--- Start GIVEN DATA ---

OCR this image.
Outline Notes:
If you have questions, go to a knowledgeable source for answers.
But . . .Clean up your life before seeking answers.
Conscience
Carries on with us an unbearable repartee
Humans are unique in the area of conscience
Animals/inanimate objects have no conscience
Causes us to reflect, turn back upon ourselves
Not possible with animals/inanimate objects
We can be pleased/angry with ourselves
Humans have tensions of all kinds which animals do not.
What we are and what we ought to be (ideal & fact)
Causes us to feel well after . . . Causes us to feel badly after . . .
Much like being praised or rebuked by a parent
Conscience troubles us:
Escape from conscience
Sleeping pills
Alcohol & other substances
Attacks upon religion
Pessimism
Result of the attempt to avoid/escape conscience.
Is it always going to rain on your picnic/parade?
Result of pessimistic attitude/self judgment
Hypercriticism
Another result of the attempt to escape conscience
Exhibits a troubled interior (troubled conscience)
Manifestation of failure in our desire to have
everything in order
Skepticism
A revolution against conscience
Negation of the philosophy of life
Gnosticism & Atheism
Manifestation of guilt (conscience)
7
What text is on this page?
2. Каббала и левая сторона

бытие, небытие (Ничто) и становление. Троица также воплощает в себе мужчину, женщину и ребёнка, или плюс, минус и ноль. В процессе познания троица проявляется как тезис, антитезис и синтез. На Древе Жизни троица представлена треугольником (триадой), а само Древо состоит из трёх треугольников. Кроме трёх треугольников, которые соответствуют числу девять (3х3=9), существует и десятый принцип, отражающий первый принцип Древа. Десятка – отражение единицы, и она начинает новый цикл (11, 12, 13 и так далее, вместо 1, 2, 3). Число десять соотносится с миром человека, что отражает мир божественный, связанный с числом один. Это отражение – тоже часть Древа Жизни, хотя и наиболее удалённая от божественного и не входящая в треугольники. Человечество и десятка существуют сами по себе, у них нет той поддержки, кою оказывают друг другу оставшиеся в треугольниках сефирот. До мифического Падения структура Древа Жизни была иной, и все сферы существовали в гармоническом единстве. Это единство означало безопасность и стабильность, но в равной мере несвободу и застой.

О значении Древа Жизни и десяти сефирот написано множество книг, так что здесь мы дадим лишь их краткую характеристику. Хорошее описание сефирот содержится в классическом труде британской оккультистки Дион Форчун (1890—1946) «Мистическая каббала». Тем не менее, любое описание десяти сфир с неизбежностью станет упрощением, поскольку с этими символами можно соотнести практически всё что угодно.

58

--- End GIVEN DATA ---

**TASK STATEMENT:** Write out every line exactly as it stands.

**ANSWER BELOW:**
OCR this image.
Outline Notes:
If you have questions, go to a knowledgeable source for answers.
But . . .Clean up your life before seeking answers.
Conscience
Carries on with us an unbearable repartee
Humans are unique in the area of conscience
Animals/inanimate objects have no conscience
Causes us to reflect, turn back upon ourselves
Not possible with animals/inanimate objects
We can be pleased/angry with ourselves
Humans have tensions of all kinds which animals do not.
What we are and what we ought to be (ideal & fact)
Causes us to feel well after . . . Causes us to feel badly after . . .
Much like being praised or rebuked by a parent
Conscience troubles us:
Escape from conscience
Sleeping pills
Alcohol & other substances
Attacks upon religion
Pessimism
Result of the attempt to avoid/escape conscience.
Is it always going to rain on your picnic/parade?
Result of pessimistic attitude/self judgment
Hypercriticism
Another result of the attempt to escape conscience
Exhibits a troubled interior (troubled conscience)
Manifestation of failure in our desire to have
everything in order
Skepticism
A revolution against conscience
Negation of the philosophy of life
Gnosticism & Atheism
Manifestation of guilt (conscience)
7
What text is on this page?
2. Каббала и левая сторона

бытие, небытие (Ничто) и становление. Троица также воплощает в себе мужчину, женщину и ребёнка, или плюс, минус и ноль. В процессе познания троица проявляется как тезис, антитезис и синтез. На Древе Жизни троица представлена треугольником (триадой), а само Древо состоит из трёх треугольников. Кроме трёх треугольников, которые соответствуют числу девять (3х3=9), существует и десятый принцип, отражающий первый принцип Древа. Десятка – отражение единицы, и она начинает новый цикл (11, 12, 13 и так далее, вместо 1, 2, 3). Число десять соотносится с миром человека, что отражает мир божественный, связанный с числом один. Это отражение – тоже часть Древа Жизни, хотя и наиболее удалённая от божественного и не входящая в треугольники. Человечество и десятка существуют сами по себе, у них нет той поддержки, кою оказывают друг другу оставшиеся в треугольниках сефирот. До мифического Падения структура Древа Жизни была иной, и все сферы существовали в гармоническом единстве. Это единство означало безопасность и стабильность, но в равной мере несвободу и застой.

О значении Древа Жизни и десяти сефирот написано множество книг, так что здесь мы дадим лишь их краткую характеристику. Хорошее описание сефирот содержится в классическом труде британской оккультистки Дион Форчун (1890—1946) «Мистическая каббала». Тем не менее, любое описание десяти сфир с неизбежностью станет упрощением, поскольку с этими символами можно соотнести практически всё что угодно.

58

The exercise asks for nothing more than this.